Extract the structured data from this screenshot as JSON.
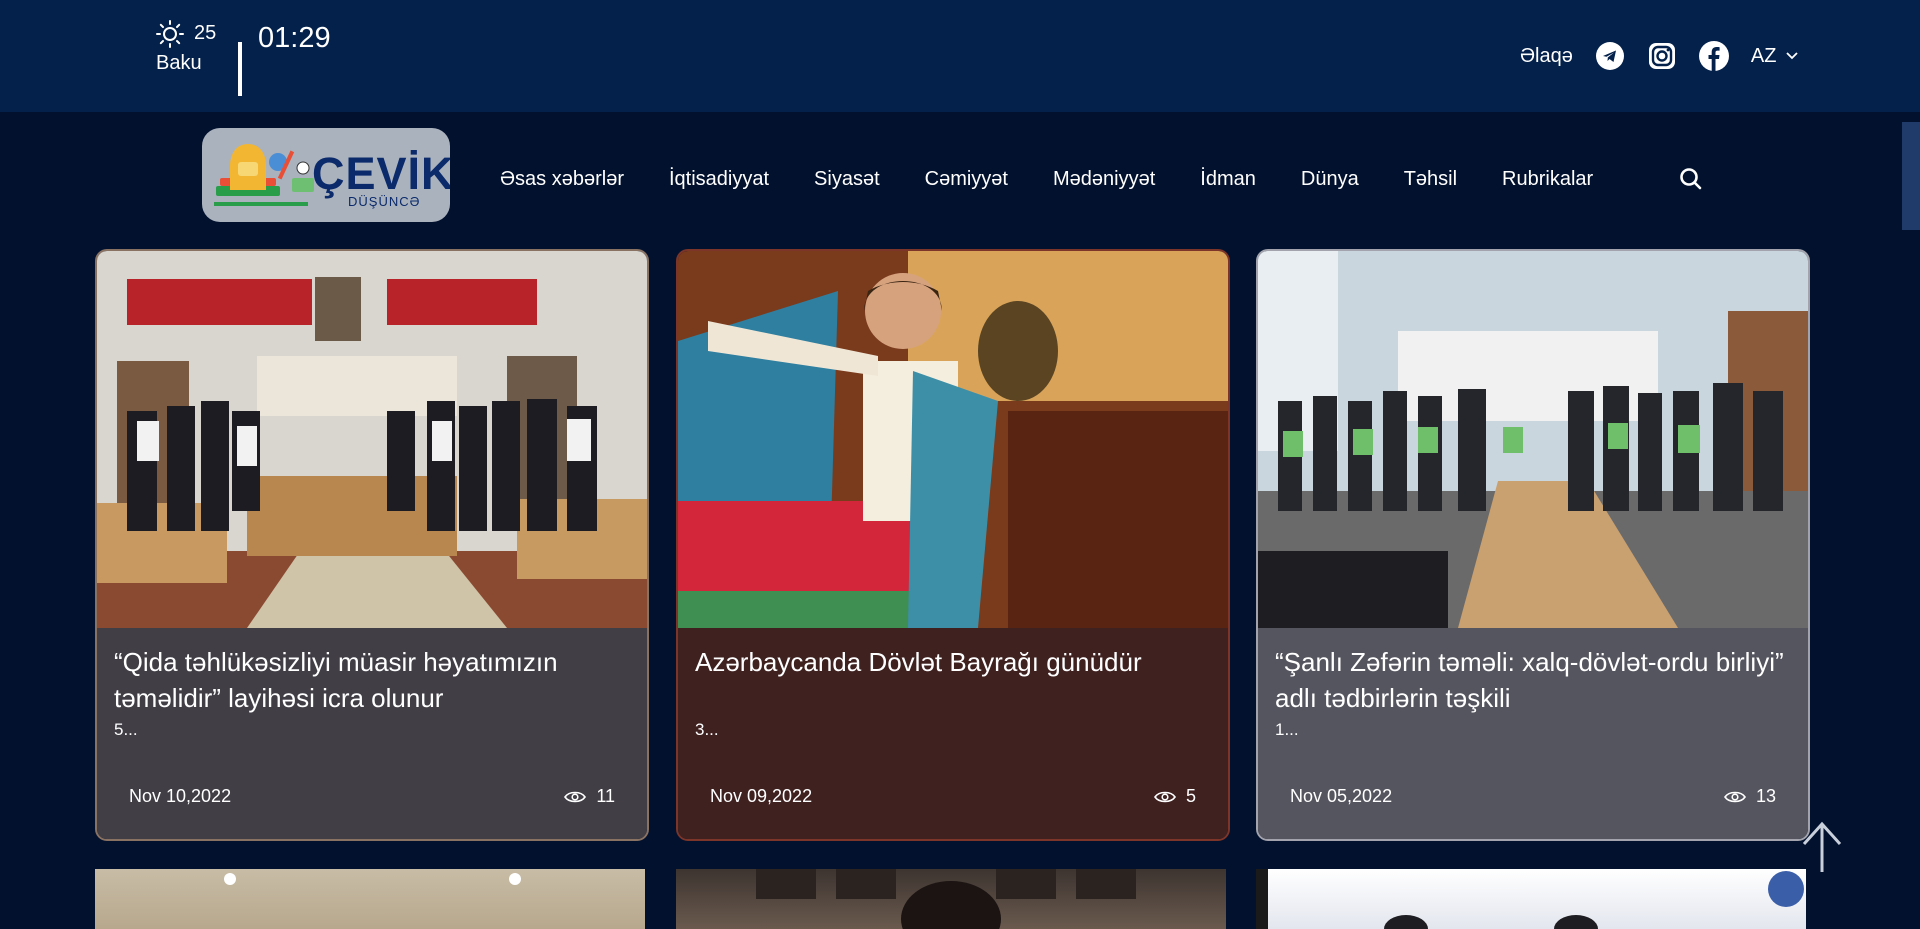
{
  "header": {
    "weather": {
      "temp": "25",
      "city": "Baku",
      "icon": "sun-icon"
    },
    "time": "01:29",
    "contact_label": "Əlaqə",
    "social": [
      "telegram-icon",
      "instagram-icon",
      "facebook-icon"
    ],
    "language": "AZ"
  },
  "logo": {
    "word": "ÇEVİK",
    "subtitle": "DÜŞÜNCƏ"
  },
  "nav": {
    "items": [
      {
        "label": "Əsas xəbərlər"
      },
      {
        "label": "İqtisadiyyat"
      },
      {
        "label": "Siyasət"
      },
      {
        "label": "Cəmiyyət"
      },
      {
        "label": "Mədəniyyət"
      },
      {
        "label": "İdman"
      },
      {
        "label": "Dünya"
      },
      {
        "label": "Təhsil"
      },
      {
        "label": "Rubrikalar"
      }
    ],
    "search_icon": "search-icon"
  },
  "cards": [
    {
      "title": "“Qida təhlükəsizliyi müasir həyatımızın təməlidir” layihəsi icra olunur",
      "excerpt": "5...",
      "date": "Nov 10,2022",
      "views": "11"
    },
    {
      "title": "Azərbaycanda Dövlət Bayrağı günüdür",
      "excerpt": "3...",
      "date": "Nov 09,2022",
      "views": "5"
    },
    {
      "title": "“Şanlı Zəfərin təməli: xalq-dövlət-ordu birliyi” adlı tədbirlərin təşkili",
      "excerpt": "1...",
      "date": "Nov 05,2022",
      "views": "13"
    }
  ],
  "colors": {
    "topbar": "#03214a",
    "page_bg": "#02112e",
    "card1": "#413e46",
    "card2": "#3f2120",
    "card3": "#55555f"
  }
}
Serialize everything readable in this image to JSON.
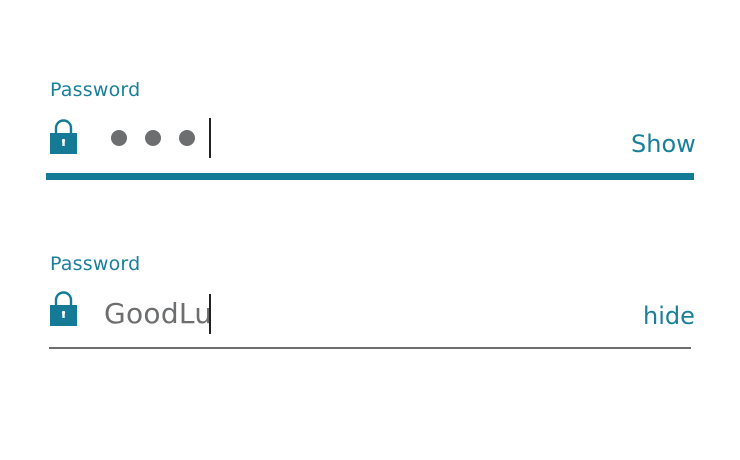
{
  "colors": {
    "accent": "#147a96",
    "text_muted": "#6d6e70"
  },
  "fields": [
    {
      "label": "Password",
      "masked_length": 3,
      "toggle_label": "Show",
      "focused": true,
      "icon": "lock-icon"
    },
    {
      "label": "Password",
      "value": "GoodLu",
      "toggle_label": "hide",
      "focused": false,
      "icon": "lock-icon"
    }
  ]
}
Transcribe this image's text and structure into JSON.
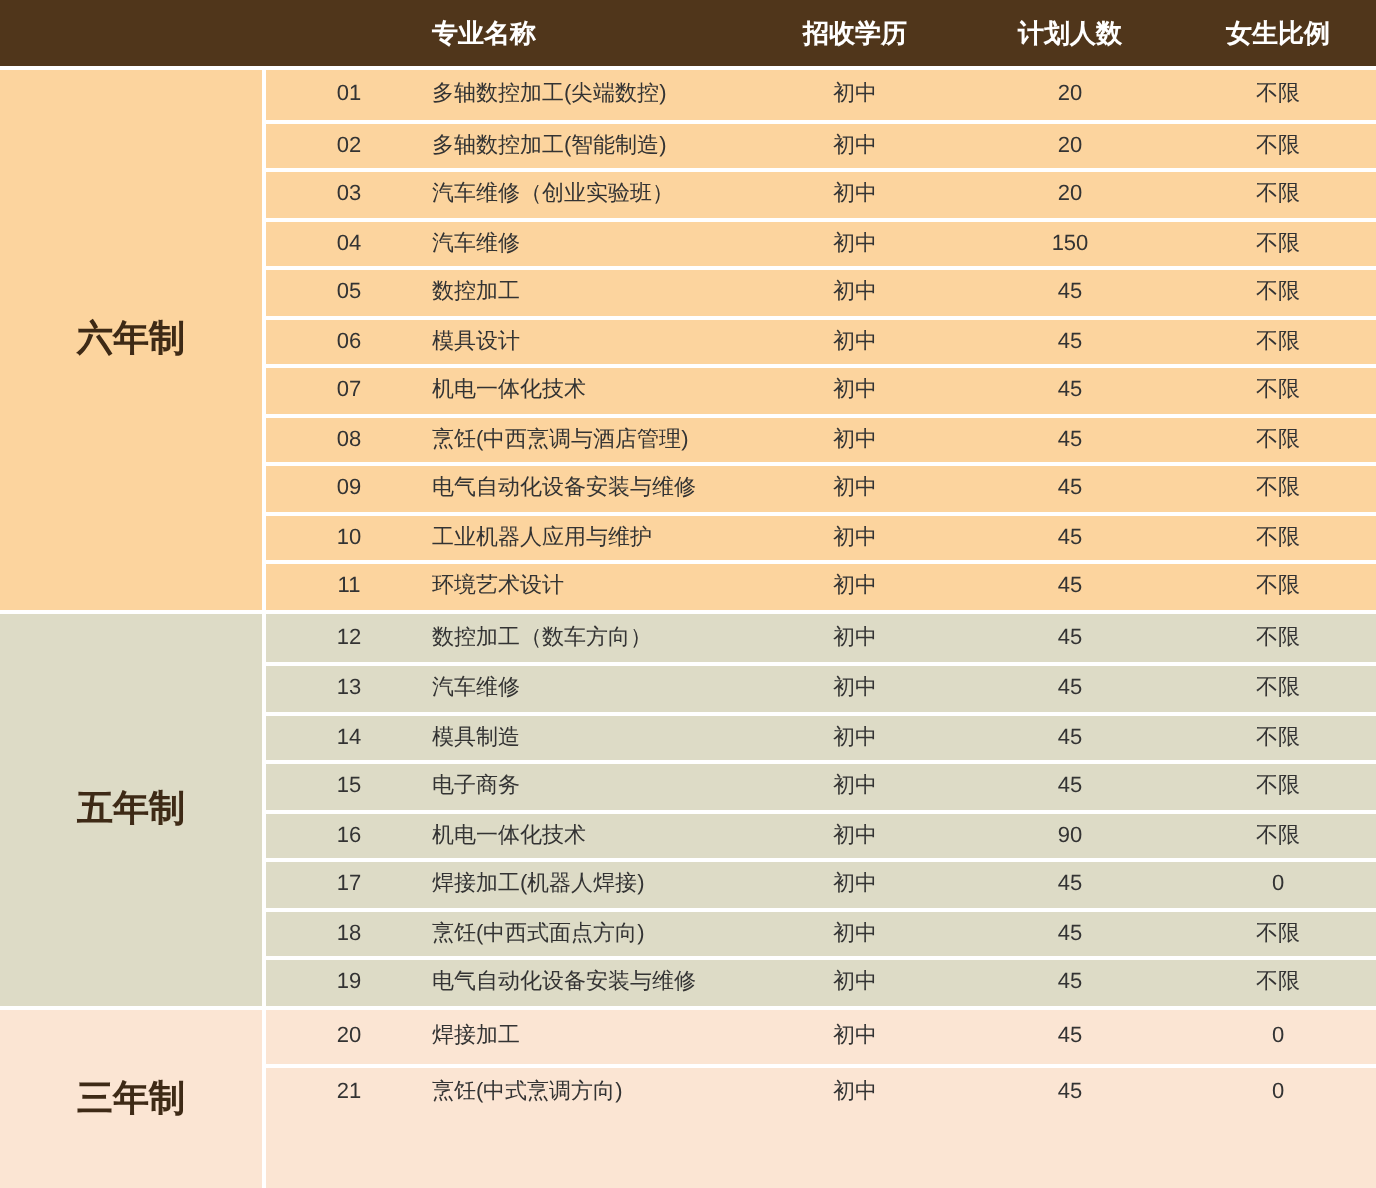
{
  "table": {
    "columns": [
      "专业名称",
      "招收学历",
      "计划人数",
      "女生比例"
    ],
    "groups": [
      {
        "label": "六年制",
        "color": "#fcd49e",
        "rows": [
          {
            "no": "01",
            "name": "多轴数控加工(尖端数控)",
            "edu": "初中",
            "count": "20",
            "ratio": "不限"
          },
          {
            "no": "02",
            "name": "多轴数控加工(智能制造)",
            "edu": "初中",
            "count": "20",
            "ratio": "不限"
          },
          {
            "no": "03",
            "name": "汽车维修（创业实验班）",
            "edu": "初中",
            "count": "20",
            "ratio": "不限"
          },
          {
            "no": "04",
            "name": "汽车维修",
            "edu": "初中",
            "count": "150",
            "ratio": "不限"
          },
          {
            "no": "05",
            "name": "数控加工",
            "edu": "初中",
            "count": "45",
            "ratio": "不限"
          },
          {
            "no": "06",
            "name": "模具设计",
            "edu": "初中",
            "count": "45",
            "ratio": "不限"
          },
          {
            "no": "07",
            "name": "机电一体化技术",
            "edu": "初中",
            "count": "45",
            "ratio": "不限"
          },
          {
            "no": "08",
            "name": "烹饪(中西烹调与酒店管理)",
            "edu": "初中",
            "count": "45",
            "ratio": "不限"
          },
          {
            "no": "09",
            "name": "电气自动化设备安装与维修",
            "edu": "初中",
            "count": "45",
            "ratio": "不限"
          },
          {
            "no": "10",
            "name": "工业机器人应用与维护",
            "edu": "初中",
            "count": "45",
            "ratio": "不限"
          },
          {
            "no": "11",
            "name": "环境艺术设计",
            "edu": "初中",
            "count": "45",
            "ratio": "不限"
          }
        ]
      },
      {
        "label": "五年制",
        "color": "#dddbc6",
        "rows": [
          {
            "no": "12",
            "name": "数控加工（数车方向）",
            "edu": "初中",
            "count": "45",
            "ratio": "不限"
          },
          {
            "no": "13",
            "name": "汽车维修",
            "edu": "初中",
            "count": "45",
            "ratio": "不限"
          },
          {
            "no": "14",
            "name": "模具制造",
            "edu": "初中",
            "count": "45",
            "ratio": "不限"
          },
          {
            "no": "15",
            "name": "电子商务",
            "edu": "初中",
            "count": "45",
            "ratio": "不限"
          },
          {
            "no": "16",
            "name": "机电一体化技术",
            "edu": "初中",
            "count": "90",
            "ratio": "不限"
          },
          {
            "no": "17",
            "name": "焊接加工(机器人焊接)",
            "edu": "初中",
            "count": "45",
            "ratio": "0"
          },
          {
            "no": "18",
            "name": "烹饪(中西式面点方向)",
            "edu": "初中",
            "count": "45",
            "ratio": "不限"
          },
          {
            "no": "19",
            "name": "电气自动化设备安装与维修",
            "edu": "初中",
            "count": "45",
            "ratio": "不限"
          }
        ]
      },
      {
        "label": "三年制",
        "color": "#fbe5d3",
        "rows": [
          {
            "no": "20",
            "name": "焊接加工",
            "edu": "初中",
            "count": "45",
            "ratio": "0"
          },
          {
            "no": "21",
            "name": "烹饪(中式烹调方向)",
            "edu": "初中",
            "count": "45",
            "ratio": "0"
          }
        ]
      }
    ]
  }
}
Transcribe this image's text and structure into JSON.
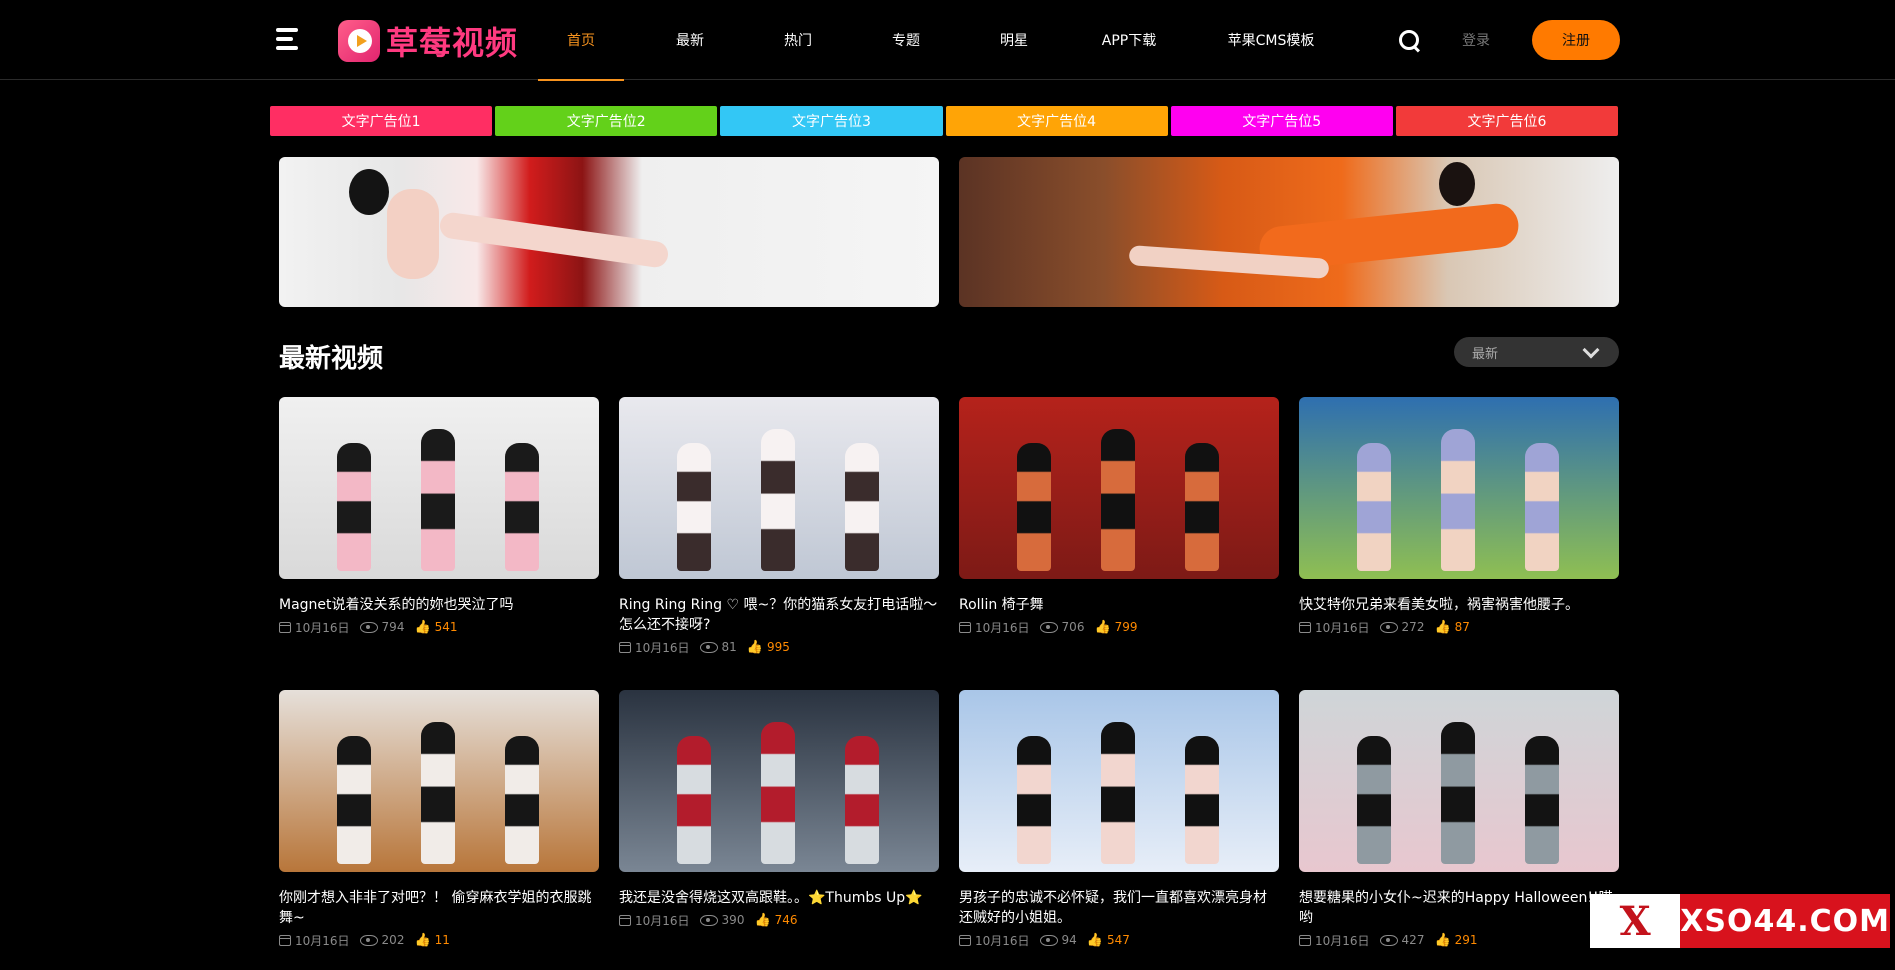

**Goal:**
In the listing above, locate each line with "date" and copy it.

**Answer to this problem:**
      "date": "Nov 10,2022",
      "date": "Nov 09,2022",
      "date": "Nov 05,2022",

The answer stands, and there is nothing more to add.